The task: Exactly as written, please set down all of the entries again, with no pictures.

Provided material:
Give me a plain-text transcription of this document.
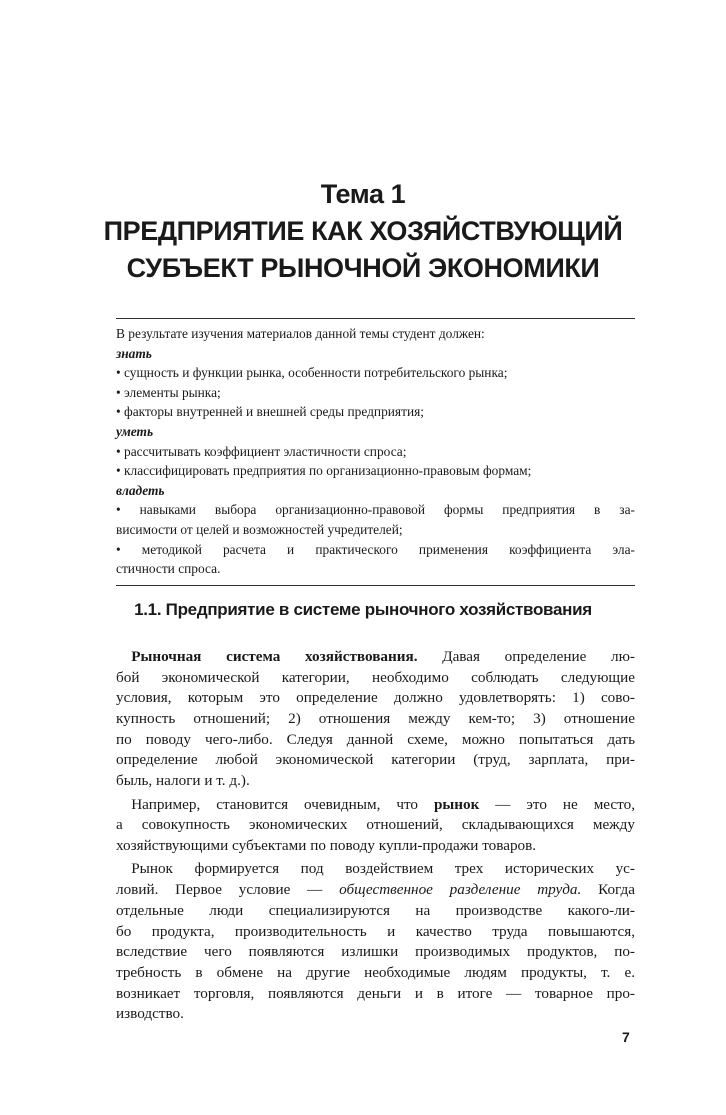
Тема 1
ПРЕДПРИЯТИЕ КАК ХОЗЯЙСТВУЮЩИЙ
СУБЪЕКТ РЫНОЧНОЙ ЭКОНОМИКИ
В результате изучения материалов данной темы студент должен:
знать
• сущность и функции рынка, особенности потребительского рынка;
• элементы рынка;
• факторы внутренней и внешней среды предприятия;
уметь
• рассчитывать коэффициент эластичности спроса;
• классифицировать предприятия по организационно-правовым формам;
владеть
• навыками выбора организационно-правовой формы предприятия в за-
висимости от целей и возможностей учредителей;
• методикой расчета и практического применения коэффициента эла-
стичности спроса.
1.1. Предприятие в системе рыночного хозяйствования

 Рыночная система хозяйствования. Давая определение лю-
бой экономической категории, необходимо соблюдать следующие
условия, которым это определение должно удовлетворять: 1) сово-
купность отношений; 2) отношения между кем-то; 3) отношение
по поводу чего-либо. Следуя данной схеме, можно попытаться дать
определение любой экономической категории (труд, зарплата, при-
быль, налоги и т. д.).

 Например, становится очевидным, что рынок — это не место,
а совокупность экономических отношений, складывающихся между
хозяйствующими субъектами по поводу купли-продажи товаров.

 Рынок формируется под воздействием трех исторических ус-
ловий. Первое условие — общественное разделение труда. Когда
отдельные люди специализируются на производстве какого-ли-
бо продукта, производительность и качество труда повышаются,
вследствие чего появляются излишки производимых продуктов, по-
требность в обмене на другие необходимые людям продукты, т. е.
возникает торговля, появляются деньги и в итоге — товарное про-
изводство.

7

Output for this exercise:
Give me a plain-text transcription of this document.
Тема 1
ПРЕДПРИЯТИЕ КАК ХОЗЯЙСТВУЮЩИЙ
СУБЪЕКТ РЫНОЧНОЙ ЭКОНОМИКИ
В результате изучения материалов данной темы студент должен:
знать
• сущность и функции рынка, особенности потребительского рынка;
• элементы рынка;
• факторы внутренней и внешней среды предприятия;
уметь
• рассчитывать коэффициент эластичности спроса;
• классифицировать предприятия по организационно-правовым формам;
владеть
• навыками выбора организационно-правовой формы предприятия в за-
висимости от целей и возможностей учредителей;
• методикой расчета и практического применения коэффициента эла-
стичности спроса.
1.1. Предприятие в системе рыночного хозяйствования

 Рыночная система хозяйствования. Давая определение лю-
бой экономической категории, необходимо соблюдать следующие
условия, которым это определение должно удовлетворять: 1) сово-
купность отношений; 2) отношения между кем-то; 3) отношение
по поводу чего-либо. Следуя данной схеме, можно попытаться дать
определение любой экономической категории (труд, зарплата, при-
быль, налоги и т. д.).

 Например, становится очевидным, что рынок — это не место,
а совокупность экономических отношений, складывающихся между
хозяйствующими субъектами по поводу купли-продажи товаров.

 Рынок формируется под воздействием трех исторических ус-
ловий. Первое условие — общественное разделение труда. Когда
отдельные люди специализируются на производстве какого-ли-
бо продукта, производительность и качество труда повышаются,
вследствие чего появляются излишки производимых продуктов, по-
требность в обмене на другие необходимые людям продукты, т. е.
возникает торговля, появляются деньги и в итоге — товарное про-
изводство.

7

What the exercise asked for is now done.